**Task statement:**
Render the lines below as a Markdown table with the columns No. and Line, giving each line its row number and omitting blank lines.

_ _ _ _ _ _ _

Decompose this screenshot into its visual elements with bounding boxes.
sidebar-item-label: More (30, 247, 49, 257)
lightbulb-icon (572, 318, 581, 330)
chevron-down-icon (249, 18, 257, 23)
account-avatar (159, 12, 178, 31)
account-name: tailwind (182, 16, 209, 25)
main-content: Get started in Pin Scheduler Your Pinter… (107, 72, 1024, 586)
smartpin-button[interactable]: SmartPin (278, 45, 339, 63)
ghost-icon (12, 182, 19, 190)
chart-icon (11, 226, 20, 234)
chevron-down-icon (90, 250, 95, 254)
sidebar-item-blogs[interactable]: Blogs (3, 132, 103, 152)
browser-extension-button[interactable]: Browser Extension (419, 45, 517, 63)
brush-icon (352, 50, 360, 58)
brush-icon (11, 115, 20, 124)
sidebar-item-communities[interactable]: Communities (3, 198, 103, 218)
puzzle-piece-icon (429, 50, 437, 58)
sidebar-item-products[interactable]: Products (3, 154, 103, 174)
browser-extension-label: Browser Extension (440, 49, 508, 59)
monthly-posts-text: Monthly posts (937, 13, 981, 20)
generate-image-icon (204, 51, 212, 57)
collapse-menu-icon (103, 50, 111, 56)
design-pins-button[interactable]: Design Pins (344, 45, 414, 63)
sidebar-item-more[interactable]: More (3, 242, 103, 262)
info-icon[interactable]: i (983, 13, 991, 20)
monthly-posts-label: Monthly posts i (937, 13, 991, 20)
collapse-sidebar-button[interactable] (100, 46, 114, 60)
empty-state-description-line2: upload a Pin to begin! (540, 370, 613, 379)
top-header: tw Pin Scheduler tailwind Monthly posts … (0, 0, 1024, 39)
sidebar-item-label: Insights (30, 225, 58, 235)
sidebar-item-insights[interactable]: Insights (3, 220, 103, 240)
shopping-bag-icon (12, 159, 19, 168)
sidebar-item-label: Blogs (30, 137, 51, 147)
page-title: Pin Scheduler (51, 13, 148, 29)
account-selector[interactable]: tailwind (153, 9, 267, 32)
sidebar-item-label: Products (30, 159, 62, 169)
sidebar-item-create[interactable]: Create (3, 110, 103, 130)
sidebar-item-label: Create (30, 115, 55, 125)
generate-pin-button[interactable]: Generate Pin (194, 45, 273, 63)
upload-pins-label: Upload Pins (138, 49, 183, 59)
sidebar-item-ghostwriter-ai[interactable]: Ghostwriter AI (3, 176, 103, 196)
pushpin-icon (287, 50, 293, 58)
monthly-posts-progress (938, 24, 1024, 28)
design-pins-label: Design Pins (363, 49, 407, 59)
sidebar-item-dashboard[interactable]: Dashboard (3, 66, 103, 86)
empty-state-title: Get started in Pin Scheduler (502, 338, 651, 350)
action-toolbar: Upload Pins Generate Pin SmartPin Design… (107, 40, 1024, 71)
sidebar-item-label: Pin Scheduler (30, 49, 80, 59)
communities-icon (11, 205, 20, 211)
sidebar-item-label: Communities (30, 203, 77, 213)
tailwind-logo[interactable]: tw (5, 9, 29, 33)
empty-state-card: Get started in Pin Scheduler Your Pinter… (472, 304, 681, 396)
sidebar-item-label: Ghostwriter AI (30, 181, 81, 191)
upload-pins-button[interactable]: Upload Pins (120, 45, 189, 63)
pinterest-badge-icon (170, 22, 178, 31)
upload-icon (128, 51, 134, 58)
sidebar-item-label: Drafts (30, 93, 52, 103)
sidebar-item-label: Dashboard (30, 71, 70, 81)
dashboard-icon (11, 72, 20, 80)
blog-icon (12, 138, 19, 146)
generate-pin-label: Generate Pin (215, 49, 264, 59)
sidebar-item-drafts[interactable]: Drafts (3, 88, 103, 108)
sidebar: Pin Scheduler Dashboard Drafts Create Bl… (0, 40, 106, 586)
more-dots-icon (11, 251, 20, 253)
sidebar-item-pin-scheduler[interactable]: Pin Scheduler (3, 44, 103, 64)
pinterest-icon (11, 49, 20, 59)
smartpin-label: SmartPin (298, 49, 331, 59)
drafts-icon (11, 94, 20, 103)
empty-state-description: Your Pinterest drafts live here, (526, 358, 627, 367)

_ _ _ _ _ _ _

**Result of this exercise:**
| No. | Line |
|---|---|
| 1 | Decompose this screenshot into its visual elements with bounding boxes. |
| 2 | sidebar-item-label: More (30, 247, 49, 257) |
| 3 | lightbulb-icon (572, 318, 581, 330) |
| 4 | chevron-down-icon (249, 18, 257, 23) |
| 5 | account-avatar (159, 12, 178, 31) |
| 6 | account-name: tailwind (182, 16, 209, 25) |
| 7 | main-content: Get started in Pin Scheduler Your Pinter… (107, 72, 1024, 586) |
| 8 | smartpin-button[interactable]: SmartPin (278, 45, 339, 63) |
| 9 | ghost-icon (12, 182, 19, 190) |
| 10 | chart-icon (11, 226, 20, 234) |
| 11 | chevron-down-icon (90, 250, 95, 254) |
| 12 | sidebar-item-blogs[interactable]: Blogs (3, 132, 103, 152) |
| 13 | browser-extension-button[interactable]: Browser Extension (419, 45, 517, 63) |
| 14 | brush-icon (352, 50, 360, 58) |
| 15 | brush-icon (11, 115, 20, 124) |
| 16 | sidebar-item-communities[interactable]: Communities (3, 198, 103, 218) |
| 17 | puzzle-piece-icon (429, 50, 437, 58) |
| 18 | sidebar-item-products[interactable]: Products (3, 154, 103, 174) |
| 19 | browser-extension-label: Browser Extension (440, 49, 508, 59) |
| 20 | monthly-posts-text: Monthly posts (937, 13, 981, 20) |
| 21 | generate-image-icon (204, 51, 212, 57) |
| 22 | collapse-menu-icon (103, 50, 111, 56) |
| 23 | design-pins-button[interactable]: Design Pins (344, 45, 414, 63) |
| 24 | sidebar-item-more[interactable]: More (3, 242, 103, 262) |
| 25 | info-icon[interactable]: i (983, 13, 991, 20) |
| 26 | monthly-posts-label: Monthly posts i (937, 13, 991, 20) |
| 27 | collapse-sidebar-button[interactable] (100, 46, 114, 60) |
| 28 | empty-state-description-line2: upload a Pin to begin! (540, 370, 613, 379) |
| 29 | top-header: tw Pin Scheduler tailwind Monthly posts … (0, 0, 1024, 39) |
| 30 | sidebar-item-label: Insights (30, 225, 58, 235) |
| 31 | sidebar-item-insights[interactable]: Insights (3, 220, 103, 240) |
| 32 | shopping-bag-icon (12, 159, 19, 168) |
| 33 | sidebar-item-label: Blogs (30, 137, 51, 147) |
| 34 | page-title: Pin Scheduler (51, 13, 148, 29) |
| 35 | account-selector[interactable]: tailwind (153, 9, 267, 32) |
| 36 | sidebar-item-label: Products (30, 159, 62, 169) |
| 37 | sidebar-item-create[interactable]: Create (3, 110, 103, 130) |
| 38 | sidebar-item-label: Create (30, 115, 55, 125) |
| 39 | generate-pin-button[interactable]: Generate Pin (194, 45, 273, 63) |
| 40 | upload-pins-label: Upload Pins (138, 49, 183, 59) |
| 41 | sidebar-item-ghostwriter-ai[interactable]: Ghostwriter AI (3, 176, 103, 196) |
| 42 | pushpin-icon (287, 50, 293, 58) |
| 43 | monthly-posts-progress (938, 24, 1024, 28) |
| 44 | design-pins-label: Design Pins (363, 49, 407, 59) |
| 45 | sidebar-item-dashboard[interactable]: Dashboard (3, 66, 103, 86) |
| 46 | empty-state-title: Get started in Pin Scheduler (502, 338, 651, 350) |
| 47 | action-toolbar: Upload Pins Generate Pin SmartPin Design… (107, 40, 1024, 71) |
| 48 | sidebar-item-label: Pin Scheduler (30, 49, 80, 59) |
| 49 | communities-icon (11, 205, 20, 211) |
| 50 | sidebar-item-label: Communities (30, 203, 77, 213) |
| 51 | tailwind-logo[interactable]: tw (5, 9, 29, 33) |
| 52 | empty-state-card: Get started in Pin Scheduler Your Pinter… (472, 304, 681, 396) |
| 53 | sidebar-item-label: Ghostwriter AI (30, 181, 81, 191) |
| 54 | upload-pins-button[interactable]: Upload Pins (120, 45, 189, 63) |
| 55 | pinterest-badge-icon (170, 22, 178, 31) |
| 56 | upload-icon (128, 51, 134, 58) |
| 57 | sidebar-item-label: Drafts (30, 93, 52, 103) |
| 58 | sidebar-item-label: Dashboard (30, 71, 70, 81) |
| 59 | dashboard-icon (11, 72, 20, 80) |
| 60 | blog-icon (12, 138, 19, 146) |
| 61 | generate-pin-label: Generate Pin (215, 49, 264, 59) |
| 62 | sidebar-item-drafts[interactable]: Drafts (3, 88, 103, 108) |
| 63 | sidebar: Pin Scheduler Dashboard Drafts Create Bl… (0, 40, 106, 586) |
| 64 | more-dots-icon (11, 251, 20, 253) |
| 65 | sidebar-item-pin-scheduler[interactable]: Pin Scheduler (3, 44, 103, 64) |
| 66 | pinterest-icon (11, 49, 20, 59) |
| 67 | smartpin-label: SmartPin (298, 49, 331, 59) |
| 68 | drafts-icon (11, 94, 20, 103) |
| 69 | empty-state-description: Your Pinterest drafts live here, (526, 358, 627, 367) |